Work to complete :: Find each line with the word "falls" and copy it.

[Recorded data]
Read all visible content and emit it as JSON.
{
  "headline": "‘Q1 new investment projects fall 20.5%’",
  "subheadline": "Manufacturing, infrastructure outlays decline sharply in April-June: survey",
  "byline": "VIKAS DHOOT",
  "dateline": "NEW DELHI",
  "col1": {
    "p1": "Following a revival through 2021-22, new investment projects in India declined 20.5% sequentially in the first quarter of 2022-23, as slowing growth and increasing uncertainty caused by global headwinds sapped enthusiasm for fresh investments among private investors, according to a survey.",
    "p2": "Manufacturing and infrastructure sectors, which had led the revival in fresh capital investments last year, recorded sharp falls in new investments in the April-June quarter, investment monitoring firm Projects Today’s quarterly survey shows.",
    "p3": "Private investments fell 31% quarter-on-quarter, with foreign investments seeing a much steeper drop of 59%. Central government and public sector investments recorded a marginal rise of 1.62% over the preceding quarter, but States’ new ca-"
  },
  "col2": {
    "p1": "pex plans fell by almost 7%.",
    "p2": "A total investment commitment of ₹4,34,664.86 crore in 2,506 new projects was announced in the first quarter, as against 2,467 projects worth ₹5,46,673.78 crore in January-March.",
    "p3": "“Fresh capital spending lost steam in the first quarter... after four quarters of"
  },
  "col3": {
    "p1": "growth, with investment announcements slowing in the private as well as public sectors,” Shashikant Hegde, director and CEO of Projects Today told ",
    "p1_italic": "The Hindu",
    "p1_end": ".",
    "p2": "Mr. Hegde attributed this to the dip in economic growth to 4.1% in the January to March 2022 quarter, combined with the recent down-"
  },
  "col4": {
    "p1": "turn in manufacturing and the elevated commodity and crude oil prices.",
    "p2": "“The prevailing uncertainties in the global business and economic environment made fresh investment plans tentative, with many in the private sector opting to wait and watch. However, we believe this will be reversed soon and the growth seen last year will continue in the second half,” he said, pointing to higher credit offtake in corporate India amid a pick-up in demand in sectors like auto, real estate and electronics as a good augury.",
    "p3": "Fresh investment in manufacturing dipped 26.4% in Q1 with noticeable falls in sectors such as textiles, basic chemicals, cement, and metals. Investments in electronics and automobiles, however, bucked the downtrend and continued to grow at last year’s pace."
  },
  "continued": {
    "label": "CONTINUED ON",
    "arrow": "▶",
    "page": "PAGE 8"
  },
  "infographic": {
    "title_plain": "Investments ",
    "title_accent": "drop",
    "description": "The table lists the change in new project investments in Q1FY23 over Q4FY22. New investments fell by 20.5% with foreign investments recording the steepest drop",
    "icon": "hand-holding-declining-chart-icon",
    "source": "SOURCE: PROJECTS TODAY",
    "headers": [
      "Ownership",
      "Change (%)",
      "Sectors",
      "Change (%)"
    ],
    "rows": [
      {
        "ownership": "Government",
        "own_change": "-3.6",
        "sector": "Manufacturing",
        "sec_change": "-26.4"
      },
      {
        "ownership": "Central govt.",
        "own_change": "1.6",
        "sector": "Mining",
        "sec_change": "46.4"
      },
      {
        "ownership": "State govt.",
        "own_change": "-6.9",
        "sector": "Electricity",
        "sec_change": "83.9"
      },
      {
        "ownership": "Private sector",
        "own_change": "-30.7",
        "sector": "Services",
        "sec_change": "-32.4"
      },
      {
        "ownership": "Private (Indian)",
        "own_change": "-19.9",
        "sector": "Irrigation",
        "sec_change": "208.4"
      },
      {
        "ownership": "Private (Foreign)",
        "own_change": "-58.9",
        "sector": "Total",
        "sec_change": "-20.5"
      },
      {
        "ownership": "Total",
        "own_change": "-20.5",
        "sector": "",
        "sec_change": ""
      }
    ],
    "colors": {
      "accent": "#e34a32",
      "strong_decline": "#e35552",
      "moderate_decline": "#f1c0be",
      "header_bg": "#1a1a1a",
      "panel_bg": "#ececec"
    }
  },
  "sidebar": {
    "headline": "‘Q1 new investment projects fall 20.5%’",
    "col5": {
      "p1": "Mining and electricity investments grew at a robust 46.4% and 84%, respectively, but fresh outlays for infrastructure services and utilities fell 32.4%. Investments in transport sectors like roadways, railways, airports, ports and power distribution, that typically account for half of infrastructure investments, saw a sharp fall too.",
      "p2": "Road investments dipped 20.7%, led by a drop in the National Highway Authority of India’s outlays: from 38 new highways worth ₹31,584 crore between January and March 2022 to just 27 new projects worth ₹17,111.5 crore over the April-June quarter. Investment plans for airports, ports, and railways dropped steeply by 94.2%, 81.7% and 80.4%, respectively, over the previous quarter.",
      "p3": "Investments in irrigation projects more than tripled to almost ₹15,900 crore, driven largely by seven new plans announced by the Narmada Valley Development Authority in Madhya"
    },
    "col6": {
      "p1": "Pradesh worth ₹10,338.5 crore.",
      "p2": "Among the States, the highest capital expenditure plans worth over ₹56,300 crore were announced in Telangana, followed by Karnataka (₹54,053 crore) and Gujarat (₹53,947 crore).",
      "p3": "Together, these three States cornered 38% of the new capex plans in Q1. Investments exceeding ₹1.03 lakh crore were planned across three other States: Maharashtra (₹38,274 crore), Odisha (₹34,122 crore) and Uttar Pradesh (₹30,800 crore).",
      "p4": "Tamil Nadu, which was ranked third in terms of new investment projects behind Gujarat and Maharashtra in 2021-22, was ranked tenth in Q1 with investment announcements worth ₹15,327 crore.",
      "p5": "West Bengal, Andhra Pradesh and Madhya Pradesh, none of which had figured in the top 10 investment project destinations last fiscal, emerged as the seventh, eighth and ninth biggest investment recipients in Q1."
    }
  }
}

Task solution ::
    "p2": "Manufacturing and infrastructure sectors, which had led the revival in fresh capital investments last year, recorded sharp falls in new investments in the April-June quarter, investment monitoring firm Projects Today’s quarterly survey shows.",
    "p3": "Fresh investment in manufacturing dipped 26.4% in Q1 with noticeable falls in sectors such as textiles, basic chemicals, cement, and metals. Investments in electronics and automobiles, however, bucked the downtrend and continued to grow at last year’s pace."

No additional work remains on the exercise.